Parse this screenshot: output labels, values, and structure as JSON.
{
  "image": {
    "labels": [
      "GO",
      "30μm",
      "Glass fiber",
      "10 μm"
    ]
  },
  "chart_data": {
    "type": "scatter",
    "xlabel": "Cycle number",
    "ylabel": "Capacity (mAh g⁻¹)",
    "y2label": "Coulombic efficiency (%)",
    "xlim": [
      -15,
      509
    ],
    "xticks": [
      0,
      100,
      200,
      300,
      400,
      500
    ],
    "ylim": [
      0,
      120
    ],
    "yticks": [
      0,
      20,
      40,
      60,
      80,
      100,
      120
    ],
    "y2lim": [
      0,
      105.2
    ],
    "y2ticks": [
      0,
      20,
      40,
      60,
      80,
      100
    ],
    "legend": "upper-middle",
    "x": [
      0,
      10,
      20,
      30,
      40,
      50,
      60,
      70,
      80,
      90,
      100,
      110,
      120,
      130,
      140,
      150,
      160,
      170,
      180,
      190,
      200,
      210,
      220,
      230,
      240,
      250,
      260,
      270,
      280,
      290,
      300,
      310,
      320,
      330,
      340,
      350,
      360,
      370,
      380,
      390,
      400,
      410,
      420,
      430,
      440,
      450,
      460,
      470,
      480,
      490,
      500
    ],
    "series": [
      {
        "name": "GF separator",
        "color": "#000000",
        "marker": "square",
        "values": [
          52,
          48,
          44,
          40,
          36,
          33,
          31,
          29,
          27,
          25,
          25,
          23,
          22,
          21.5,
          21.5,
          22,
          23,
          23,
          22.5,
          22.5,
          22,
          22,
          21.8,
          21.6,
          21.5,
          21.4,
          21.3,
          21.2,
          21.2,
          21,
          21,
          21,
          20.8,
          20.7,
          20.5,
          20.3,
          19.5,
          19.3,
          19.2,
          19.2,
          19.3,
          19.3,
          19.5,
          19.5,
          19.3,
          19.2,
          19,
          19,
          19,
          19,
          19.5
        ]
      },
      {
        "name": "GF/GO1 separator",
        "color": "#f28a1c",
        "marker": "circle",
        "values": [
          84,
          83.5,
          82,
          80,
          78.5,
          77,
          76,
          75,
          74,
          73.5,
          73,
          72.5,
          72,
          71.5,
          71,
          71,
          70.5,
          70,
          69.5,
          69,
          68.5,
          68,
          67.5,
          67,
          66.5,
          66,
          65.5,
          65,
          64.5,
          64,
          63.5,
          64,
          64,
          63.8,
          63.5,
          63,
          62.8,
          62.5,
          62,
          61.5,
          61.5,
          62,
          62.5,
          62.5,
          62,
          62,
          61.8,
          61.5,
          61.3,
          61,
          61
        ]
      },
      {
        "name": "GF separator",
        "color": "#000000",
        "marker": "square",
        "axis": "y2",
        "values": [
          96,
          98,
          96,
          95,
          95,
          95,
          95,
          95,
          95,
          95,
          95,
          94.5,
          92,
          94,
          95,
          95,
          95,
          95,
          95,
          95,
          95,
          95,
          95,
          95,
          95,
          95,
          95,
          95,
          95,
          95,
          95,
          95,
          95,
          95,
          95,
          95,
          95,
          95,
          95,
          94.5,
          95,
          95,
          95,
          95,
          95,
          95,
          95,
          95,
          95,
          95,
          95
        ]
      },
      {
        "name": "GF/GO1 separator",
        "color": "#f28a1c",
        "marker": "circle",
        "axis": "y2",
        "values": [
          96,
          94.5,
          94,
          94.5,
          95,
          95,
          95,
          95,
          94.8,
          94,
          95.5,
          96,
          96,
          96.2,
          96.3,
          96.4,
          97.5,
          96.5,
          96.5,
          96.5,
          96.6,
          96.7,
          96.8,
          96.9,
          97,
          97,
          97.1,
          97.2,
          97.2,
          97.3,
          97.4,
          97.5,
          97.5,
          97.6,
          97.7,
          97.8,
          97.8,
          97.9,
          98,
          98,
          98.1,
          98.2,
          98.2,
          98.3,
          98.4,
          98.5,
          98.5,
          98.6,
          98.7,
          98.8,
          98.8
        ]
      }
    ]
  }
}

- WORK TO BE COMPLETED -
Reproduce every line from the entries that holds the word "labels".

- EXERCISE OUTPUT -
Parse this screenshot: output labels, values, and structure as JSON.
    "labels": [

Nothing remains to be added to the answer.